Problem statement -
Check every line of the entries below for the word "Amazing", and copy the ones that have it.

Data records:
------------------------------------------------
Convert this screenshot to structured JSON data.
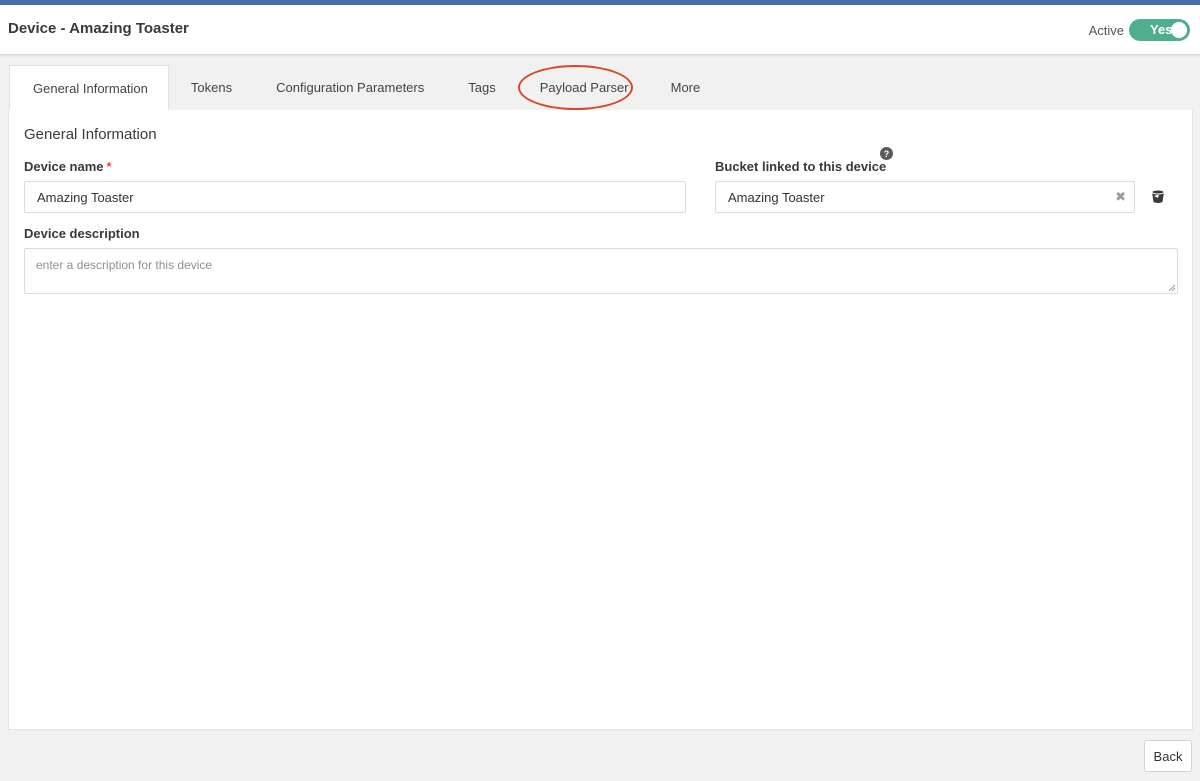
{
  "header": {
    "title": "Device - Amazing Toaster",
    "active_label": "Active",
    "active_toggle": "Yes"
  },
  "tabs": [
    {
      "label": "General Information",
      "active": true
    },
    {
      "label": "Tokens"
    },
    {
      "label": "Configuration Parameters"
    },
    {
      "label": "Tags"
    },
    {
      "label": "Payload Parser",
      "highlighted": true
    },
    {
      "label": "More"
    }
  ],
  "general": {
    "section_title": "General Information",
    "device_name_label": "Device name",
    "required_mark": "*",
    "device_name_value": "Amazing Toaster",
    "bucket_label": "Bucket linked to this device",
    "bucket_value": "Amazing Toaster",
    "help_glyph": "?",
    "clear_glyph": "✖",
    "description_label": "Device description",
    "description_placeholder": "enter a description for this device"
  },
  "footer": {
    "back_label": "Back"
  },
  "colors": {
    "accent_bar": "#4a6fa5",
    "toggle_on": "#4fae8e",
    "highlight_ring": "#d9472f",
    "required": "#d9534f"
  },
  "icons": {
    "help": "help-icon",
    "clear": "clear-icon",
    "bucket": "bucket-icon"
  }
}
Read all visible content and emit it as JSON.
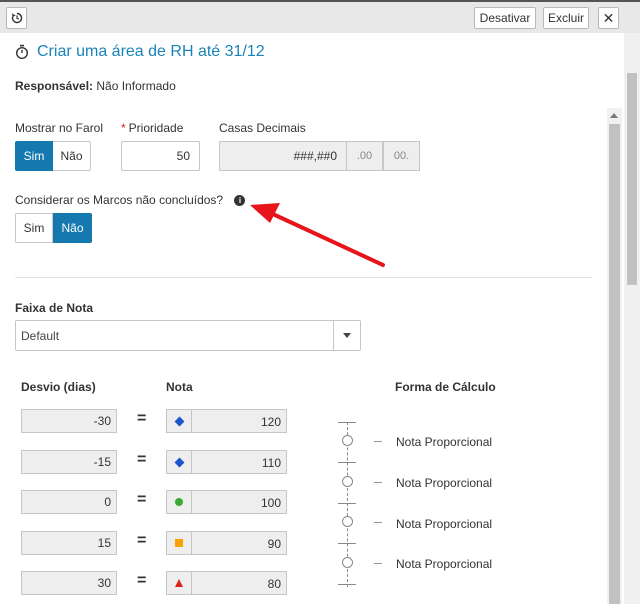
{
  "toolbar": {
    "deactivate_label": "Desativar",
    "delete_label": "Excluir"
  },
  "header": {
    "title": "Criar uma área de RH até 31/12"
  },
  "responsible": {
    "label": "Responsável:",
    "value": "Não Informado"
  },
  "show_in_lighthouse": {
    "label": "Mostrar no Farol",
    "options": [
      "Sim",
      "Não"
    ],
    "selected": "Sim"
  },
  "priority": {
    "label": "Prioridade",
    "required_mark": "*",
    "value": "50"
  },
  "decimals": {
    "label": "Casas Decimais",
    "value": "###,##0",
    "buttons": [
      ".00",
      "00."
    ]
  },
  "consider_milestones": {
    "label": "Considerar os Marcos não concluídos?",
    "options": [
      "Sim",
      "Não"
    ],
    "selected": "Não"
  },
  "grade_range": {
    "label": "Faixa de Nota",
    "selected": "Default"
  },
  "table": {
    "col_deviation": "Desvio (dias)",
    "col_grade": "Nota",
    "col_calc": "Forma de Cálculo",
    "equals": "=",
    "rows": [
      {
        "deviation": "-30",
        "icon": "blue-diamond-icon",
        "grade": "120"
      },
      {
        "deviation": "-15",
        "icon": "blue-diamond-icon",
        "grade": "110"
      },
      {
        "deviation": "0",
        "icon": "green-circle-icon",
        "grade": "100"
      },
      {
        "deviation": "15",
        "icon": "orange-square-icon",
        "grade": "90"
      },
      {
        "deviation": "30",
        "icon": "red-triangle-icon",
        "grade": "80"
      }
    ],
    "calc_methods": [
      "Nota Proporcional",
      "Nota Proporcional",
      "Nota Proporcional",
      "Nota Proporcional"
    ]
  },
  "colors": {
    "accent": "#1578ae",
    "title": "#1a83b7",
    "arrow": "#e8141b"
  }
}
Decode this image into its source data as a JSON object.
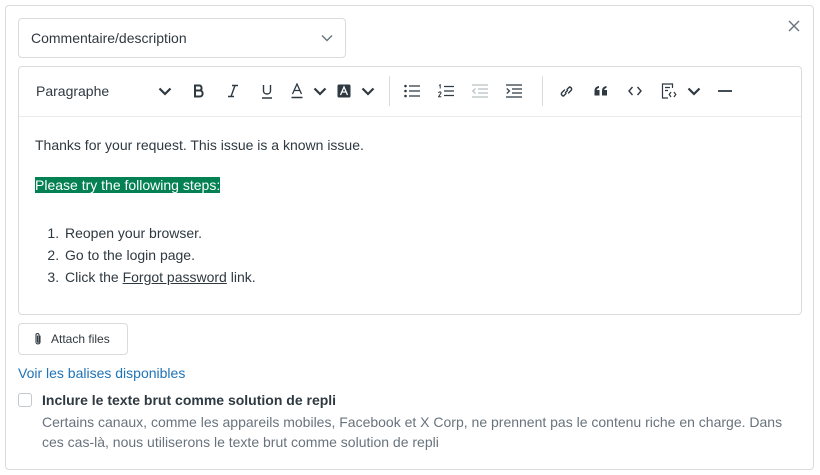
------------------------------------------------
The reply -
    "title": "Device - Amazing Toaster",
    "device_name_value": "Amazing Toaster",
    "bucket_value": "Amazing Toaster",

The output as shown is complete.